→ What to produce
Filter the records below for the word "this". Copy each line that holds it.

· · ·

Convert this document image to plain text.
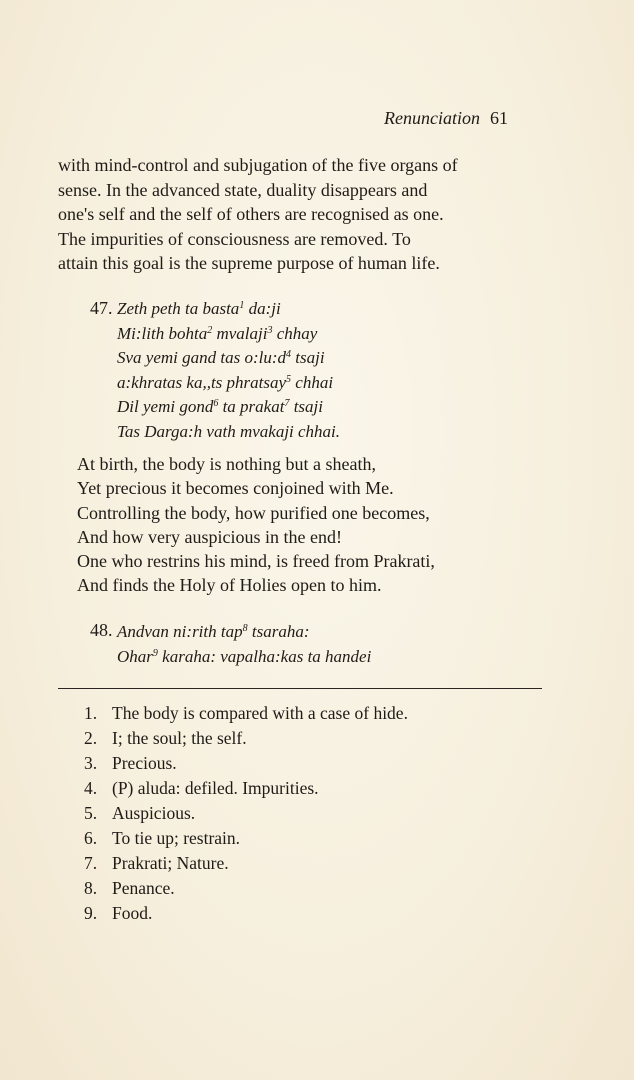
Renunciation 61
with mind-control and subjugation of the five organs of
sense. In the advanced state, duality disappears and
one's self and the self of others are recognised as one.
The impurities of consciousness are removed. To
attain this goal is the supreme purpose of human life.
47. Zeth peth ta basta$^1$ da:ji
Mi:lith bohta$^2$ mvalaji$^3$ chhay
Sva yemi gand tas $o:lu:d^4$ tsaji
a:khratas ka,,ts phratsay$^5$ chhai
Dil yemi gond$^6$ ta prakat$^7$ tsaji
Tas Darga:h vath mvakaji chhai.
At birth, the body is nothing but a sheath,
Yet precious it becomes conjoined with Me.
Controlling the body, how purified one becomes,
And how very auspicious in the end!
One who restrins his mind, is freed from Prakrati,
And finds the Holy of Holies open to him.
48. Andvan ni:rith tap$^8$ tsaraha:
Ohar$^9$ karaha: vapalha:kas ta handei
1. The body is compared with a case of hide.
2. I; the soul; the self.
3. Precious.
4. (P) aluda: defiled. Impurities.
5. Auspicious.
6. To tie up; restrain.
7. Prakrati; Nature.
8. Penance.
9. Food.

· · ·

→ Full output
Convert this document image to plain text.
attain this goal is the supreme purpose of human life.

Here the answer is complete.